§ AIM:
Transcribe the material exactly. Images do not belong in the copy.

# START OF SUPPLIED DATA

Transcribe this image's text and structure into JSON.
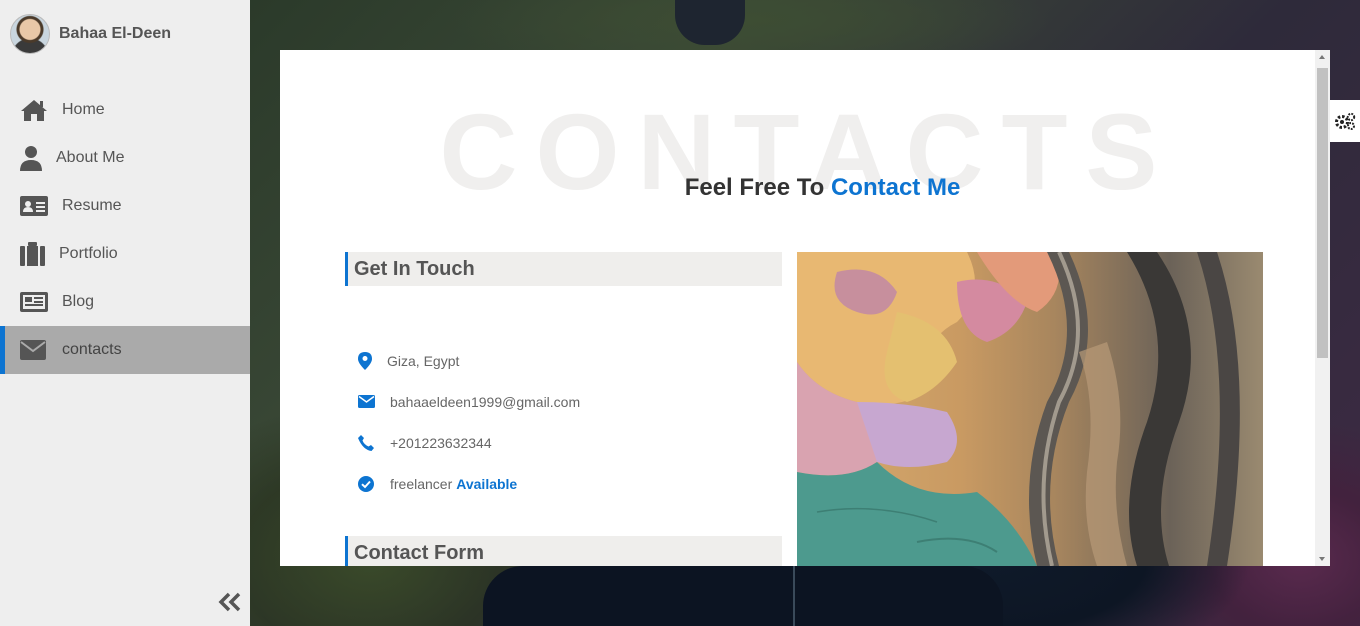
{
  "profile": {
    "name": "Bahaa El-Deen"
  },
  "nav": [
    {
      "label": "Home",
      "icon": "home-icon"
    },
    {
      "label": "About Me",
      "icon": "user-icon"
    },
    {
      "label": "Resume",
      "icon": "id-card-icon"
    },
    {
      "label": "Portfolio",
      "icon": "briefcase-icon"
    },
    {
      "label": "Blog",
      "icon": "newspaper-icon"
    },
    {
      "label": "contacts",
      "icon": "envelope-icon",
      "active": true
    }
  ],
  "collapse_icon": "double-chevron-left-icon",
  "contacts": {
    "watermark": "CONTACTS",
    "headline_prefix": "Feel Free To",
    "headline_accent": "Contact Me",
    "get_in_touch_title": "Get In Touch",
    "contact_form_title": "Contact Form",
    "location": "Giza, Egypt",
    "email": "bahaaeldeen1999@gmail.com",
    "phone": "+201223632344",
    "freelancer_label": "freelancer",
    "freelancer_status": "Available"
  },
  "settings_icon": "gears-icon",
  "colors": {
    "accent": "#0d74d1",
    "sidebar": "#eeeeee",
    "active_item": "#aaaaaa"
  }
}
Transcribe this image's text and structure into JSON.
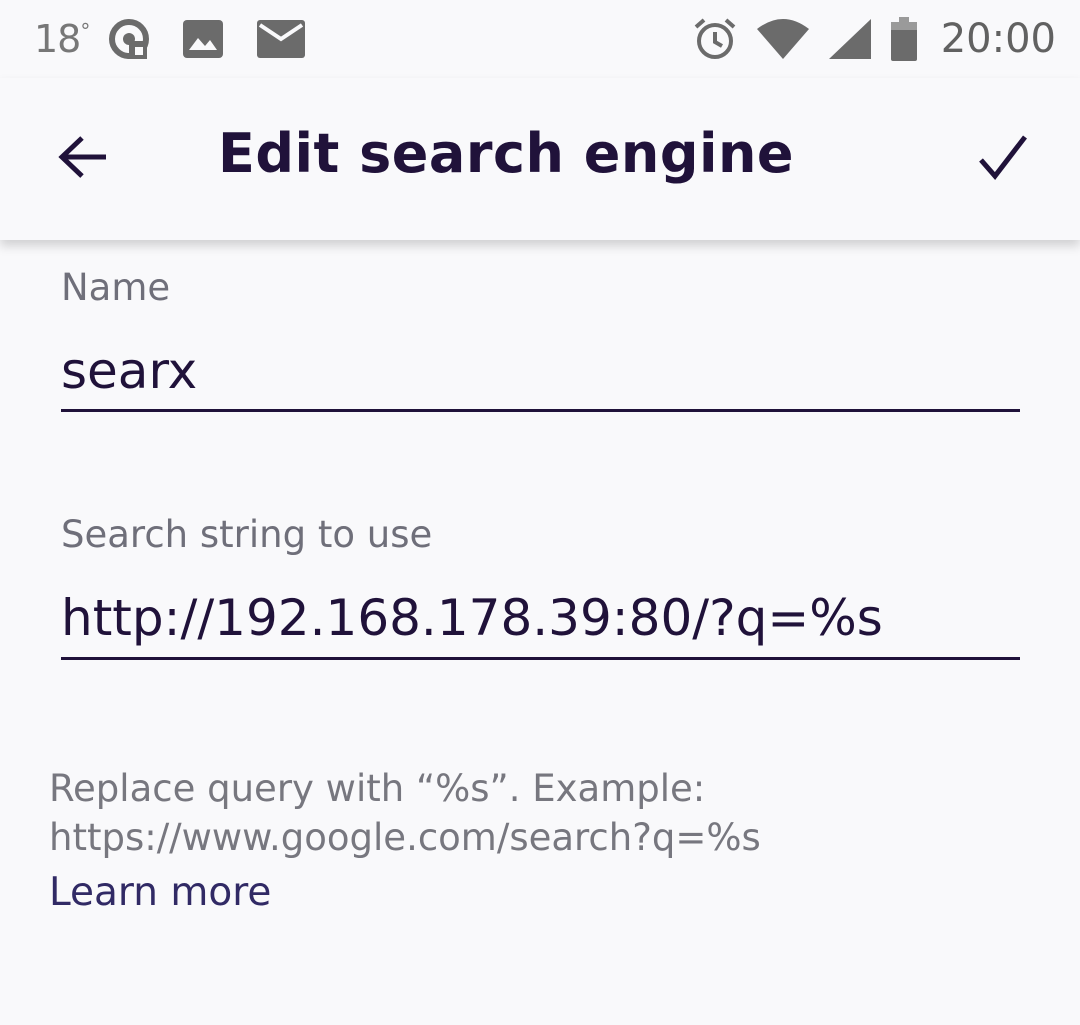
{
  "status_bar": {
    "temperature": "18",
    "temperature_unit": "°",
    "time": "20:00",
    "left_icons": [
      "podcast-app-icon",
      "image-notification-icon",
      "mail-notification-icon"
    ],
    "right_icons": [
      "alarm-icon",
      "wifi-icon",
      "cell-signal-icon",
      "battery-icon"
    ]
  },
  "toolbar": {
    "title": "Edit search engine",
    "back_icon": "arrow-back-icon",
    "confirm_icon": "checkmark-icon"
  },
  "form": {
    "name_field": {
      "label": "Name",
      "value": "searx"
    },
    "search_string_field": {
      "label": "Search string to use",
      "value": "http://192.168.178.39:80/?q=%s"
    },
    "help": {
      "line1": "Replace query with “%s”. Example:",
      "line2": "https://www.google.com/search?q=%s",
      "learn_more": "Learn more"
    }
  },
  "colors": {
    "background": "#f9f9fb",
    "primary_text": "#20123a",
    "secondary_text": "#6f6f7a",
    "link": "#312a65"
  }
}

# END OF SUPPLIED DATA

§ RESPONSE BELOW:
Transcribe this image's text and structure into JSON.
{
  "profile": {
    "name": "Bahaa El-Deen"
  },
  "nav": [
    {
      "label": "Home",
      "icon": "home-icon"
    },
    {
      "label": "About Me",
      "icon": "user-icon"
    },
    {
      "label": "Resume",
      "icon": "id-card-icon"
    },
    {
      "label": "Portfolio",
      "icon": "briefcase-icon"
    },
    {
      "label": "Blog",
      "icon": "newspaper-icon"
    },
    {
      "label": "contacts",
      "icon": "envelope-icon",
      "active": true
    }
  ],
  "collapse_icon": "double-chevron-left-icon",
  "contacts": {
    "watermark": "CONTACTS",
    "headline_prefix": "Feel Free To",
    "headline_accent": "Contact Me",
    "get_in_touch_title": "Get In Touch",
    "contact_form_title": "Contact Form",
    "location": "Giza, Egypt",
    "email": "bahaaeldeen1999@gmail.com",
    "phone": "+201223632344",
    "freelancer_label": "freelancer",
    "freelancer_status": "Available"
  },
  "settings_icon": "gears-icon",
  "colors": {
    "accent": "#0d74d1",
    "sidebar": "#eeeeee",
    "active_item": "#aaaaaa"
  }
}
Transcribe this image's text and structure into JSON.
{
  "status_bar": {
    "temperature": "18",
    "temperature_unit": "°",
    "time": "20:00",
    "left_icons": [
      "podcast-app-icon",
      "image-notification-icon",
      "mail-notification-icon"
    ],
    "right_icons": [
      "alarm-icon",
      "wifi-icon",
      "cell-signal-icon",
      "battery-icon"
    ]
  },
  "toolbar": {
    "title": "Edit search engine",
    "back_icon": "arrow-back-icon",
    "confirm_icon": "checkmark-icon"
  },
  "form": {
    "name_field": {
      "label": "Name",
      "value": "searx"
    },
    "search_string_field": {
      "label": "Search string to use",
      "value": "http://192.168.178.39:80/?q=%s"
    },
    "help": {
      "line1": "Replace query with “%s”. Example:",
      "line2": "https://www.google.com/search?q=%s",
      "learn_more": "Learn more"
    }
  },
  "colors": {
    "background": "#f9f9fb",
    "primary_text": "#20123a",
    "secondary_text": "#6f6f7a",
    "link": "#312a65"
  }
}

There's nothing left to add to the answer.